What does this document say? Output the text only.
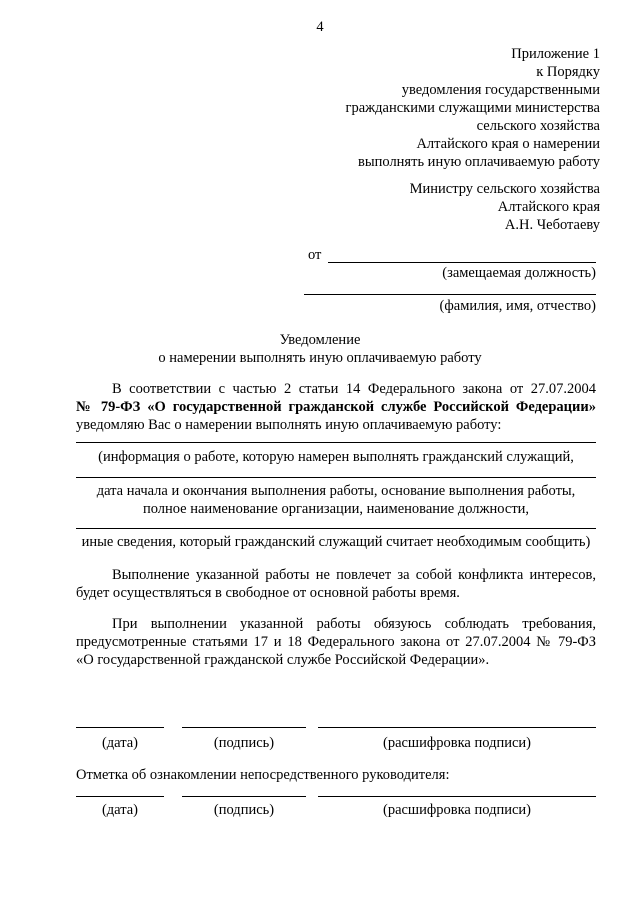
4
Приложение 1
к Порядку
уведомления государственными
гражданскими служащими министерства
сельского хозяйства
Алтайского края о намерении
выполнять иную оплачиваемую работу
Министру сельского хозяйства
Алтайского края
А.Н. Чеботаеву
от
(замещаемая должность)
(фамилия, имя, отчество)
Уведомление
о намерении выполнять иную оплачиваемую работу
В соответствии с частью 2 статьи 14 Федерального закона от 27.07.2004
№ 79-ФЗ «О государственной гражданской службе Российской Федерации»
уведомляю Вас о намерении выполнять иную оплачиваемую работу:
(информация о работе, которую намерен выполнять гражданский служащий,
дата начала и окончания выполнения работы, основание выполнения работы,
полное наименование организации, наименование должности,
иные сведения, который гражданский служащий считает необходимым сообщить)
Выполнение указанной работы не повлечет за собой конфликта интересов,
будет осуществляться в свободное от основной работы время.
При выполнении указанной работы обязуюсь соблюдать требования,
предусмотренные статьями 17 и 18 Федерального закона от 27.07.2004 № 79-ФЗ
«О государственной гражданской службе Российской Федерации».
(дата)	(подпись)	(расшифровка подписи)
Отметка об ознакомлении непосредственного руководителя:
(дата)	(подпись)	(расшифровка подписи)
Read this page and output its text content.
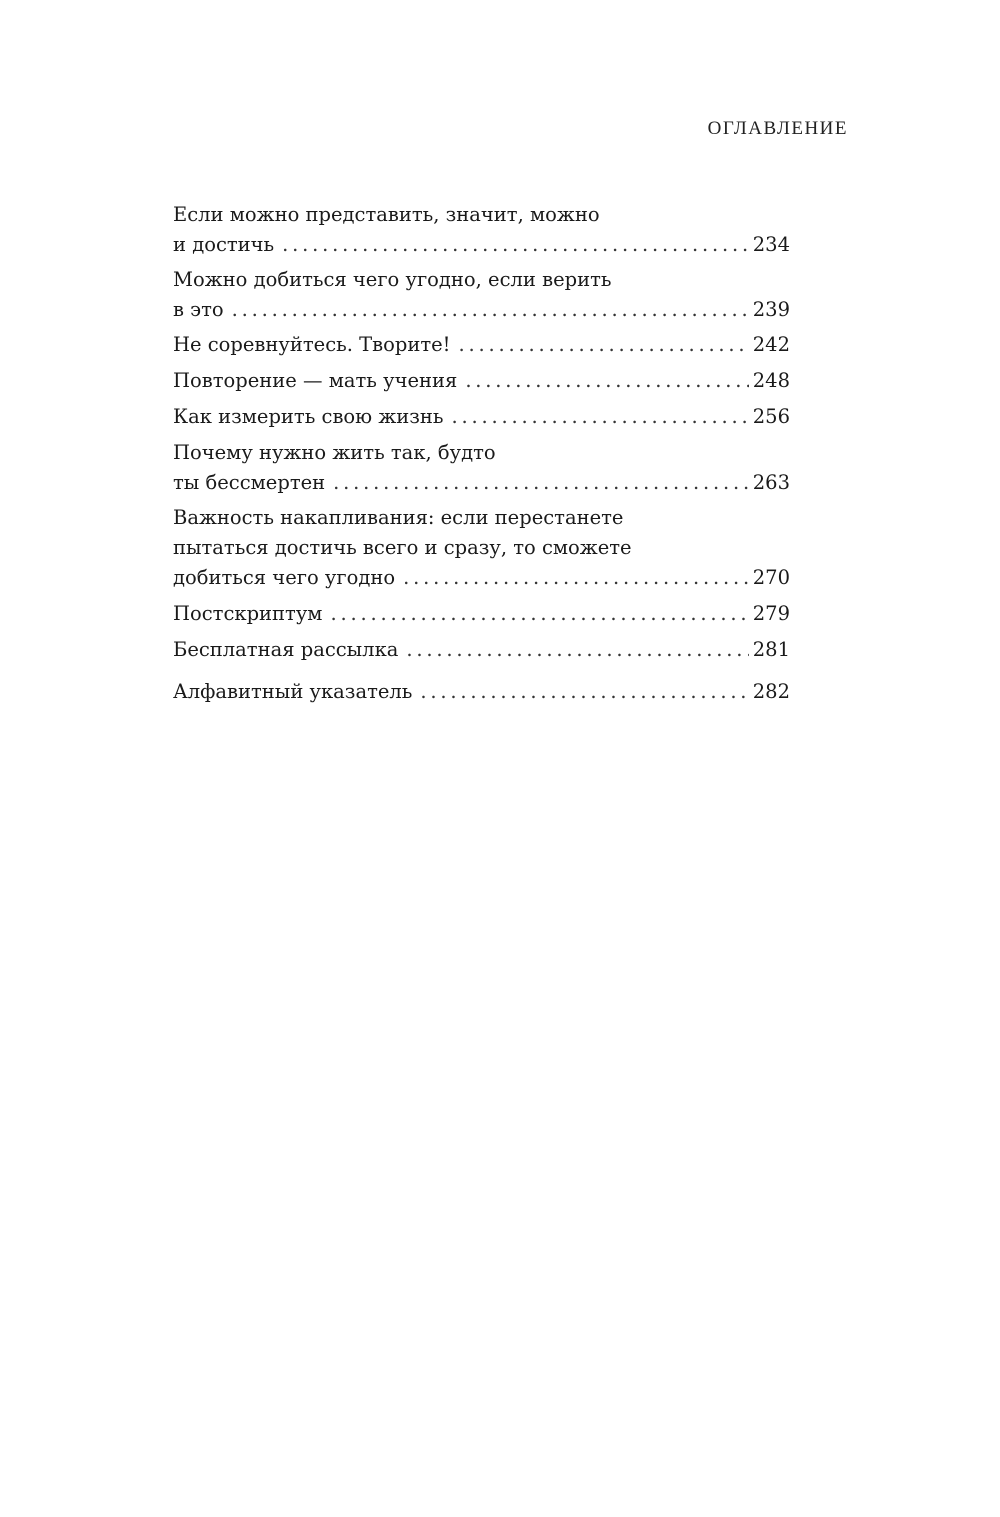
ОГЛАВЛЕНИЕ
Если можно представить, значит, можно
и достичь . . .	234
Можно добиться чего угодно, если верить
в это . . .	239
Не соревнуйтесь. Творите! . . .	242
Повторение — мать учения . . .	248
Как измерить свою жизнь . . .	256
Почему нужно жить так, будто
ты бессмертен . . .	263
Важность накапливания: если перестанете
пытаться достичь всего и сразу, то сможете
добиться чего угодно . . .	270
Постскриптум . . .	279
Бесплатная рассылка . . .	281
Алфавитный указатель . . .	282
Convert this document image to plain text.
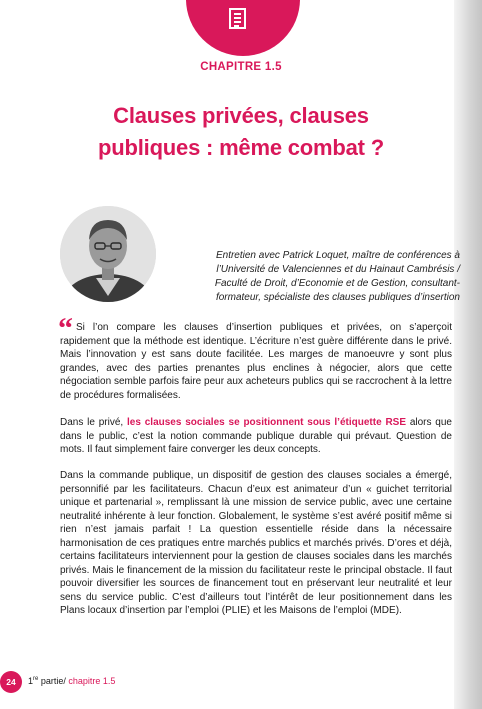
CHAPITRE 1.5
Clauses privées, clauses
publiques : même combat ?
Entretien avec Patrick Loquet, maître de conférences à
l’Université de Valenciennes et du Hainaut Cambrésis /
Faculté de Droit, d’Economie et de Gestion, consultant-
formateur, spécialiste des clauses publiques d’insertion
“ Si l’on compare les clauses d’insertion publiques et privées, on s’aperçoit rapidement que la méthode est identique. L’écriture n’est guère différente dans le privé. Mais l’innovation y est sans doute facilitée. Les marges de manoeuvre y sont plus grandes, avec des parties prenantes plus enclines à négocier, alors que cette négociation semble parfois faire peur aux acheteurs publics qui se raccrochent à la lettre de procédures formalisées.
Dans le privé, les clauses sociales se positionnent sous l’étiquette RSE alors que dans le public, c’est la notion commande publique durable qui prévaut. Question de mots. Il faut simplement faire converger les deux concepts.
Dans la commande publique, un dispositif de gestion des clauses sociales a émergé, personnifié par les facilitateurs. Chacun d’eux est animateur d’un « guichet territorial unique et partenarial », remplissant là une mission de service public, avec une certaine neutralité inhérente à leur fonction. Globalement, le système s’est avéré positif même si rien n’est jamais parfait ! La question essentielle réside dans la nécessaire harmonisation de ces pratiques entre marchés publics et marchés privés. D’ores et déjà, certains facilitateurs interviennent pour la gestion de clauses sociales dans les marchés privés. Mais le financement de la mission du facilitateur reste le principal obstacle. Il faut pouvoir diversifier les sources de financement tout en préservant leur neutralité et leur sens du service public. C’est d’ailleurs tout l’intérêt de leur positionnement dans les Plans locaux d’insertion par l’emploi (PLIE) et les Maisons de l’emploi (MDE).
24	1re partie/ chapitre 1.5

————————

Going through the records above, state how many lines carry "чего", with no other text.

2